§ Task description
Output the full material exactly as it appears here.

§ Exercise data

[START]

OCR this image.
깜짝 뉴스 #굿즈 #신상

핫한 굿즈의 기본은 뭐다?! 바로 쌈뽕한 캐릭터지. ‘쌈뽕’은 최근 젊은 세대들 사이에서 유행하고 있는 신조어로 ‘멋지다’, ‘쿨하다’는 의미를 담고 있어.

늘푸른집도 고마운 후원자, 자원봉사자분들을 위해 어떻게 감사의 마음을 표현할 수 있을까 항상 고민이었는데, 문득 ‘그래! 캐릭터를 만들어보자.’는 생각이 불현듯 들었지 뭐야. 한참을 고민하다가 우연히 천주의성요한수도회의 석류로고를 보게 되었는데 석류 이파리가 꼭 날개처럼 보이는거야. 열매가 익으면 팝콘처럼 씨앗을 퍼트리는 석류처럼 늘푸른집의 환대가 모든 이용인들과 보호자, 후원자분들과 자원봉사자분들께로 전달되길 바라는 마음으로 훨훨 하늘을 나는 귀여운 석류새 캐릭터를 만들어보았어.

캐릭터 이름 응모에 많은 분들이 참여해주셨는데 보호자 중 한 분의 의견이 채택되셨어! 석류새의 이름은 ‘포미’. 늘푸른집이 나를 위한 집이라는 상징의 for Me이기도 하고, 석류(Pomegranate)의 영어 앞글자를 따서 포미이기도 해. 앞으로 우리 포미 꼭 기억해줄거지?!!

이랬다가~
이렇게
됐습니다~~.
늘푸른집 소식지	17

[END]

§ Output for this exercise
OCR this image.
깜짝 뉴스 #굿즈 #신상

핫한 굿즈의 기본은 뭐다?! 바로 쌈뽕한 캐릭터지. ‘쌈뽕’은 최근 젊은 세대들 사이에서 유행하고 있는 신조어로 ‘멋지다’, ‘쿨하다’는 의미를 담고 있어.

늘푸른집도 고마운 후원자, 자원봉사자분들을 위해 어떻게 감사의 마음을 표현할 수 있을까 항상 고민이었는데, 문득 ‘그래! 캐릭터를 만들어보자.’는 생각이 불현듯 들었지 뭐야. 한참을 고민하다가 우연히 천주의성요한수도회의 석류로고를 보게 되었는데 석류 이파리가 꼭 날개처럼 보이는거야. 열매가 익으면 팝콘처럼 씨앗을 퍼트리는 석류처럼 늘푸른집의 환대가 모든 이용인들과 보호자, 후원자분들과 자원봉사자분들께로 전달되길 바라는 마음으로 훨훨 하늘을 나는 귀여운 석류새 캐릭터를 만들어보았어.

캐릭터 이름 응모에 많은 분들이 참여해주셨는데 보호자 중 한 분의 의견이 채택되셨어! 석류새의 이름은 ‘포미’. 늘푸른집이 나를 위한 집이라는 상징의 for Me이기도 하고, 석류(Pomegranate)의 영어 앞글자를 따서 포미이기도 해. 앞으로 우리 포미 꼭 기억해줄거지?!!

이랬다가~
이렇게
됐습니다~~.
늘푸른집 소식지	17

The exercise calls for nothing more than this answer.